== Material supplied ==
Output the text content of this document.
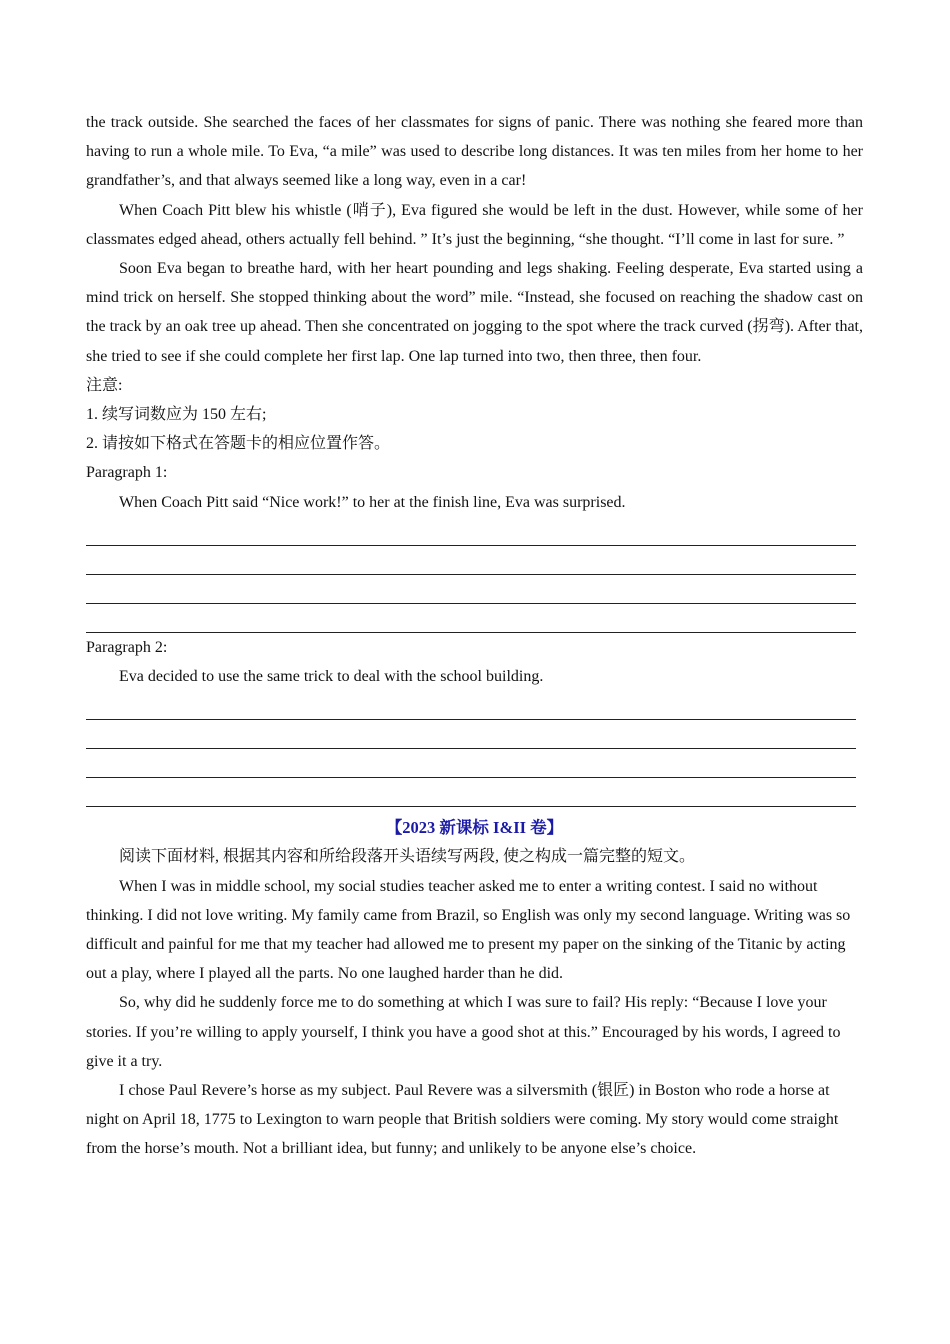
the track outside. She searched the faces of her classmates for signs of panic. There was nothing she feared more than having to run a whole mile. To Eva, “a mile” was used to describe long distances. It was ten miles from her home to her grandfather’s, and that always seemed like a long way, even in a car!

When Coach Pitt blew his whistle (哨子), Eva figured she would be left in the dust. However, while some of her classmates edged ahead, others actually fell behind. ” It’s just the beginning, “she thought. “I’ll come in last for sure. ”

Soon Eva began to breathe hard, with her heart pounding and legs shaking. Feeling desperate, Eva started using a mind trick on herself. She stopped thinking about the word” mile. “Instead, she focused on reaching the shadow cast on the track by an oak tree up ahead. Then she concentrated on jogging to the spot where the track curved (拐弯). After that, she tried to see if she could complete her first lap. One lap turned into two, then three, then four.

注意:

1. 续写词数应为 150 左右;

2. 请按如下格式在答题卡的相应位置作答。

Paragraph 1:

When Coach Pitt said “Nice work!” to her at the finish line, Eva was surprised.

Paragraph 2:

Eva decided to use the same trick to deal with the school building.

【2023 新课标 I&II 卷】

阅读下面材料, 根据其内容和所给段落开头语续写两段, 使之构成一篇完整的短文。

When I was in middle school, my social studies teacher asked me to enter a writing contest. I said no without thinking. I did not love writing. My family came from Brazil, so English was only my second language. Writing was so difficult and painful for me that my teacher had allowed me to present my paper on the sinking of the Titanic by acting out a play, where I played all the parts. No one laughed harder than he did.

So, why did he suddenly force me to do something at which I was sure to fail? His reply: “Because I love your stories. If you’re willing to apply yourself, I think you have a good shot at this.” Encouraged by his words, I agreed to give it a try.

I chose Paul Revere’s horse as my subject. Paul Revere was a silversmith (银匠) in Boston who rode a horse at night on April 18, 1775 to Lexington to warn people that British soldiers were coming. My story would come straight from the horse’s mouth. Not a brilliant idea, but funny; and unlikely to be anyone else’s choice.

== Challenge ==
Copy out all the data exactly; skip the pictures.

== The answer ==
Output the text content of this document.
the track outside. She searched the faces of her classmates for signs of panic. There was nothing she feared more than having to run a whole mile. To Eva, “a mile” was used to describe long distances. It was ten miles from her home to her grandfather’s, and that always seemed like a long way, even in a car!

When Coach Pitt blew his whistle (哨子), Eva figured she would be left in the dust. However, while some of her classmates edged ahead, others actually fell behind. ” It’s just the beginning, “she thought. “I’ll come in last for sure. ”

Soon Eva began to breathe hard, with her heart pounding and legs shaking. Feeling desperate, Eva started using a mind trick on herself. She stopped thinking about the word” mile. “Instead, she focused on reaching the shadow cast on the track by an oak tree up ahead. Then she concentrated on jogging to the spot where the track curved (拐弯). After that, she tried to see if she could complete her first lap. One lap turned into two, then three, then four.

注意:

1. 续写词数应为 150 左右;

2. 请按如下格式在答题卡的相应位置作答。

Paragraph 1:

When Coach Pitt said “Nice work!” to her at the finish line, Eva was surprised.

Paragraph 2:

Eva decided to use the same trick to deal with the school building.

【2023 新课标 I&II 卷】

阅读下面材料, 根据其内容和所给段落开头语续写两段, 使之构成一篇完整的短文。

When I was in middle school, my social studies teacher asked me to enter a writing contest. I said no without thinking. I did not love writing. My family came from Brazil, so English was only my second language. Writing was so difficult and painful for me that my teacher had allowed me to present my paper on the sinking of the Titanic by acting out a play, where I played all the parts. No one laughed harder than he did.

So, why did he suddenly force me to do something at which I was sure to fail? His reply: “Because I love your stories. If you’re willing to apply yourself, I think you have a good shot at this.” Encouraged by his words, I agreed to give it a try.

I chose Paul Revere’s horse as my subject. Paul Revere was a silversmith (银匠) in Boston who rode a horse at night on April 18, 1775 to Lexington to warn people that British soldiers were coming. My story would come straight from the horse’s mouth. Not a brilliant idea, but funny; and unlikely to be anyone else’s choice.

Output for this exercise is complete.